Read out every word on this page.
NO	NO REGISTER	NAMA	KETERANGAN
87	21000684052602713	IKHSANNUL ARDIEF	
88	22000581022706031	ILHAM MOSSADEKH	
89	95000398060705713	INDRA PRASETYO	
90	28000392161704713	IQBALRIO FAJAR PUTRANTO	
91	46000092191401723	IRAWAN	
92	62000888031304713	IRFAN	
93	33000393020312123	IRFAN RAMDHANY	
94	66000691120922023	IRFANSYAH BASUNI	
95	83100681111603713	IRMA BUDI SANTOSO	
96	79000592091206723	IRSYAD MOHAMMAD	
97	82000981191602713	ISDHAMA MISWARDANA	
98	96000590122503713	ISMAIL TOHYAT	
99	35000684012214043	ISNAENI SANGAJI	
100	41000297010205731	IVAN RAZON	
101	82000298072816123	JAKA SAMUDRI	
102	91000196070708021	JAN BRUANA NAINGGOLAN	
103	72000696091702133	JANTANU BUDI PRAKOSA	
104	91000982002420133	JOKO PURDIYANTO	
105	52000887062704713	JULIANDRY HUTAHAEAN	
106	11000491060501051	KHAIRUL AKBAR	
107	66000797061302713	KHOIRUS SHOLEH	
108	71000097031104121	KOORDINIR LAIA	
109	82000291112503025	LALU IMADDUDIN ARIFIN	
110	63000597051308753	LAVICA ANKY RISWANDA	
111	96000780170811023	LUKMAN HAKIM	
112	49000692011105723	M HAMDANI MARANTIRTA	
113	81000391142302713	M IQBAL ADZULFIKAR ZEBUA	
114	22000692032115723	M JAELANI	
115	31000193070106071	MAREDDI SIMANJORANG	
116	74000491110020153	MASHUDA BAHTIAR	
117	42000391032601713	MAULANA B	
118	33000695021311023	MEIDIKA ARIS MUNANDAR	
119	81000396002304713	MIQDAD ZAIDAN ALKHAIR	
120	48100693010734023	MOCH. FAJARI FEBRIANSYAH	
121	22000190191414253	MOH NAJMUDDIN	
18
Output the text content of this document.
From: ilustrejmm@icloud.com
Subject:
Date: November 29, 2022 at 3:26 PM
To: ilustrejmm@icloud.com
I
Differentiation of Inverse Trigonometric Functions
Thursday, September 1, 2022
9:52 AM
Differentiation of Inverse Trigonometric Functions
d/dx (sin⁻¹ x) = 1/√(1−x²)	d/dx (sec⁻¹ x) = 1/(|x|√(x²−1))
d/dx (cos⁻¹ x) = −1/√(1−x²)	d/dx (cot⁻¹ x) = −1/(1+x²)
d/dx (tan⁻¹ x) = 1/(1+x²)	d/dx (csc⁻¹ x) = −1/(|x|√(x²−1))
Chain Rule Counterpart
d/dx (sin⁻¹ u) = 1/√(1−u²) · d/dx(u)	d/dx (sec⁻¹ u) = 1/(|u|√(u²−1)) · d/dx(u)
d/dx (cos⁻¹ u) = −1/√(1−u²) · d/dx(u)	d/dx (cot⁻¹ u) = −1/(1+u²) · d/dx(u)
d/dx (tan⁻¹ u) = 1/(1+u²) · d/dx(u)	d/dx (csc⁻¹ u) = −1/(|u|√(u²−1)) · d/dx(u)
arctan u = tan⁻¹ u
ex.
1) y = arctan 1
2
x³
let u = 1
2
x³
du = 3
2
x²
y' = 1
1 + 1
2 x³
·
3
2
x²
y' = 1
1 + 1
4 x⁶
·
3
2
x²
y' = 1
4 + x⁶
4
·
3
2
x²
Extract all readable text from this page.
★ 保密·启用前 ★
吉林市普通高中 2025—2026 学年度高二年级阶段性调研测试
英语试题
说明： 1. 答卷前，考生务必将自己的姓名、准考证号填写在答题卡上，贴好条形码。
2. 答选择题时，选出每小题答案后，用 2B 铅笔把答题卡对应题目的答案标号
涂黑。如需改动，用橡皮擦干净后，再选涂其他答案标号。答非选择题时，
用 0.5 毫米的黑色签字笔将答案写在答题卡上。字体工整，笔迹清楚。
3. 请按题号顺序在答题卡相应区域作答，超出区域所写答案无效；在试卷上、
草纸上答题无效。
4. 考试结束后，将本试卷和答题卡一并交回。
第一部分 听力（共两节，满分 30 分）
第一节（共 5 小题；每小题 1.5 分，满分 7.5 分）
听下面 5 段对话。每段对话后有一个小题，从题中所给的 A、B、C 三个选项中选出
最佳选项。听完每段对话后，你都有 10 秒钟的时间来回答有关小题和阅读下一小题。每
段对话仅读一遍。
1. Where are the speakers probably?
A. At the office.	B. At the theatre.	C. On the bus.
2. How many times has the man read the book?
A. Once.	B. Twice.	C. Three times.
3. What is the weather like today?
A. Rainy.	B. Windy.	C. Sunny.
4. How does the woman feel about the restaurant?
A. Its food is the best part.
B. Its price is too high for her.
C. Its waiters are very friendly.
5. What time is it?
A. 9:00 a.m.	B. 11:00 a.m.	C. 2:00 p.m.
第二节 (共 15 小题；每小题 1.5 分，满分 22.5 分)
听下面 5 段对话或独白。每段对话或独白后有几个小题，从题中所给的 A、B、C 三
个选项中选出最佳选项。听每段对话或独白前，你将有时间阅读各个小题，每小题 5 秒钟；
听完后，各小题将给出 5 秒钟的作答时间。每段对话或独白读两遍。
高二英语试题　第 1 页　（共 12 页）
-=-=-
(INSTRUCTIONS FOR THE TASK): Output every line above without altering anything.

(OUTPUT FOR THIS TASK):
Read out every word on this page.
NO	NO REGISTER	NAMA	KETERANGAN
87	21000684052602713	IKHSANNUL ARDIEF	
88	22000581022706031	ILHAM MOSSADEKH	
89	95000398060705713	INDRA PRASETYO	
90	28000392161704713	IQBALRIO FAJAR PUTRANTO	
91	46000092191401723	IRAWAN	
92	62000888031304713	IRFAN	
93	33000393020312123	IRFAN RAMDHANY	
94	66000691120922023	IRFANSYAH BASUNI	
95	83100681111603713	IRMA BUDI SANTOSO	
96	79000592091206723	IRSYAD MOHAMMAD	
97	82000981191602713	ISDHAMA MISWARDANA	
98	96000590122503713	ISMAIL TOHYAT	
99	35000684012214043	ISNAENI SANGAJI	
100	41000297010205731	IVAN RAZON	
101	82000298072816123	JAKA SAMUDRI	
102	91000196070708021	JAN BRUANA NAINGGOLAN	
103	72000696091702133	JANTANU BUDI PRAKOSA	
104	91000982002420133	JOKO PURDIYANTO	
105	52000887062704713	JULIANDRY HUTAHAEAN	
106	11000491060501051	KHAIRUL AKBAR	
107	66000797061302713	KHOIRUS SHOLEH	
108	71000097031104121	KOORDINIR LAIA	
109	82000291112503025	LALU IMADDUDIN ARIFIN	
110	63000597051308753	LAVICA ANKY RISWANDA	
111	96000780170811023	LUKMAN HAKIM	
112	49000692011105723	M HAMDANI MARANTIRTA	
113	81000391142302713	M IQBAL ADZULFIKAR ZEBUA	
114	22000692032115723	M JAELANI	
115	31000193070106071	MAREDDI SIMANJORANG	
116	74000491110020153	MASHUDA BAHTIAR	
117	42000391032601713	MAULANA B	
118	33000695021311023	MEIDIKA ARIS MUNANDAR	
119	81000396002304713	MIQDAD ZAIDAN ALKHAIR	
120	48100693010734023	MOCH. FAJARI FEBRIANSYAH	
121	22000190191414253	MOH NAJMUDDIN	
18
Output the text content of this document.
From: ilustrejmm@icloud.com
Subject:
Date: November 29, 2022 at 3:26 PM
To: ilustrejmm@icloud.com
I
Differentiation of Inverse Trigonometric Functions
Thursday, September 1, 2022
9:52 AM
Differentiation of Inverse Trigonometric Functions
d/dx (sin⁻¹ x) = 1/√(1−x²)	d/dx (sec⁻¹ x) = 1/(|x|√(x²−1))
d/dx (cos⁻¹ x) = −1/√(1−x²)	d/dx (cot⁻¹ x) = −1/(1+x²)
d/dx (tan⁻¹ x) = 1/(1+x²)	d/dx (csc⁻¹ x) = −1/(|x|√(x²−1))
Chain Rule Counterpart
d/dx (sin⁻¹ u) = 1/√(1−u²) · d/dx(u)	d/dx (sec⁻¹ u) = 1/(|u|√(u²−1)) · d/dx(u)
d/dx (cos⁻¹ u) = −1/√(1−u²) · d/dx(u)	d/dx (cot⁻¹ u) = −1/(1+u²) · d/dx(u)
d/dx (tan⁻¹ u) = 1/(1+u²) · d/dx(u)	d/dx (csc⁻¹ u) = −1/(|u|√(u²−1)) · d/dx(u)
arctan u = tan⁻¹ u
ex.
1) y = arctan 1
2
x³
let u = 1
2
x³
du = 3
2
x²
y' = 1
1 + 1
2 x³
·
3
2
x²
y' = 1
1 + 1
4 x⁶
·
3
2
x²
y' = 1
4 + x⁶
4
·
3
2
x²
Extract all readable text from this page.
★ 保密·启用前 ★
吉林市普通高中 2025—2026 学年度高二年级阶段性调研测试
英语试题
说明： 1. 答卷前，考生务必将自己的姓名、准考证号填写在答题卡上，贴好条形码。
2. 答选择题时，选出每小题答案后，用 2B 铅笔把答题卡对应题目的答案标号
涂黑。如需改动，用橡皮擦干净后，再选涂其他答案标号。答非选择题时，
用 0.5 毫米的黑色签字笔将答案写在答题卡上。字体工整，笔迹清楚。
3. 请按题号顺序在答题卡相应区域作答，超出区域所写答案无效；在试卷上、
草纸上答题无效。
4. 考试结束后，将本试卷和答题卡一并交回。
第一部分 听力（共两节，满分 30 分）
第一节（共 5 小题；每小题 1.5 分，满分 7.5 分）
听下面 5 段对话。每段对话后有一个小题，从题中所给的 A、B、C 三个选项中选出
最佳选项。听完每段对话后，你都有 10 秒钟的时间来回答有关小题和阅读下一小题。每
段对话仅读一遍。
1. Where are the speakers probably?
A. At the office.	B. At the theatre.	C. On the bus.
2. How many times has the man read the book?
A. Once.	B. Twice.	C. Three times.
3. What is the weather like today?
A. Rainy.	B. Windy.	C. Sunny.
4. How does the woman feel about the restaurant?
A. Its food is the best part.
B. Its price is too high for her.
C. Its waiters are very friendly.
5. What time is it?
A. 9:00 a.m.	B. 11:00 a.m.	C. 2:00 p.m.
第二节 (共 15 小题；每小题 1.5 分，满分 22.5 分)
听下面 5 段对话或独白。每段对话或独白后有几个小题，从题中所给的 A、B、C 三
个选项中选出最佳选项。听每段对话或独白前，你将有时间阅读各个小题，每小题 5 秒钟；
听完后，各小题将给出 5 秒钟的作答时间。每段对话或独白读两遍。
高二英语试题　第 1 页　（共 12 页）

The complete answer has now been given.